[Problem to solve]: All entries below are to be set down again, identical to the source.

──────────

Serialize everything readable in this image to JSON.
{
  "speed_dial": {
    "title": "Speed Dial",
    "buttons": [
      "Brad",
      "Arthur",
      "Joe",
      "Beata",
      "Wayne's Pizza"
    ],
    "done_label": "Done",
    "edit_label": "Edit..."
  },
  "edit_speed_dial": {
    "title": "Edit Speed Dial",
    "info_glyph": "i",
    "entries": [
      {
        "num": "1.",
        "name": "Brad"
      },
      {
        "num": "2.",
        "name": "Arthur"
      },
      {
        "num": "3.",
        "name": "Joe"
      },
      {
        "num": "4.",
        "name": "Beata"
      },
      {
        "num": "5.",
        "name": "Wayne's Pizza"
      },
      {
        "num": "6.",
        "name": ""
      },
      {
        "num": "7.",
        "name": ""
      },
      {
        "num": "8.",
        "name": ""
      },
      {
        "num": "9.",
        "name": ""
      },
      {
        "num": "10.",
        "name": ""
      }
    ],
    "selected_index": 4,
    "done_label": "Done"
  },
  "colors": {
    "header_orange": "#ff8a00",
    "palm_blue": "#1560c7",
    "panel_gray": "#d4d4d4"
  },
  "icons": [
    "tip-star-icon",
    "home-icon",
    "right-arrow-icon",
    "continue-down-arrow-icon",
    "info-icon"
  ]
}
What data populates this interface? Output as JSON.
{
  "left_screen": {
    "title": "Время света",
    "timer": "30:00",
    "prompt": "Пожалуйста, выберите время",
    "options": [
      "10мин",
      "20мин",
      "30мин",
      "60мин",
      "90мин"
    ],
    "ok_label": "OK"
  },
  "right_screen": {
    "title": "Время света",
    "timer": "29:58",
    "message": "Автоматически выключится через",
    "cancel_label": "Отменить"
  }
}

──────────

[Answer to this exercise]:
Serialize everything readable in this image to JSON.
{
  "speed_dial": {
    "title": "Speed Dial",
    "buttons": [
      "Brad",
      "Arthur",
      "Joe",
      "Beata",
      "Wayne's Pizza"
    ],
    "done_label": "Done",
    "edit_label": "Edit..."
  },
  "edit_speed_dial": {
    "title": "Edit Speed Dial",
    "info_glyph": "i",
    "entries": [
      {
        "num": "1.",
        "name": "Brad"
      },
      {
        "num": "2.",
        "name": "Arthur"
      },
      {
        "num": "3.",
        "name": "Joe"
      },
      {
        "num": "4.",
        "name": "Beata"
      },
      {
        "num": "5.",
        "name": "Wayne's Pizza"
      },
      {
        "num": "6.",
        "name": ""
      },
      {
        "num": "7.",
        "name": ""
      },
      {
        "num": "8.",
        "name": ""
      },
      {
        "num": "9.",
        "name": ""
      },
      {
        "num": "10.",
        "name": ""
      }
    ],
    "selected_index": 4,
    "done_label": "Done"
  },
  "colors": {
    "header_orange": "#ff8a00",
    "palm_blue": "#1560c7",
    "panel_gray": "#d4d4d4"
  },
  "icons": [
    "tip-star-icon",
    "home-icon",
    "right-arrow-icon",
    "continue-down-arrow-icon",
    "info-icon"
  ]
}
What data populates this interface? Output as JSON.
{
  "left_screen": {
    "title": "Время света",
    "timer": "30:00",
    "prompt": "Пожалуйста, выберите время",
    "options": [
      "10мин",
      "20мин",
      "30мин",
      "60мин",
      "90мин"
    ],
    "ok_label": "OK"
  },
  "right_screen": {
    "title": "Время света",
    "timer": "29:58",
    "message": "Автоматически выключится через",
    "cancel_label": "Отменить"
  }
}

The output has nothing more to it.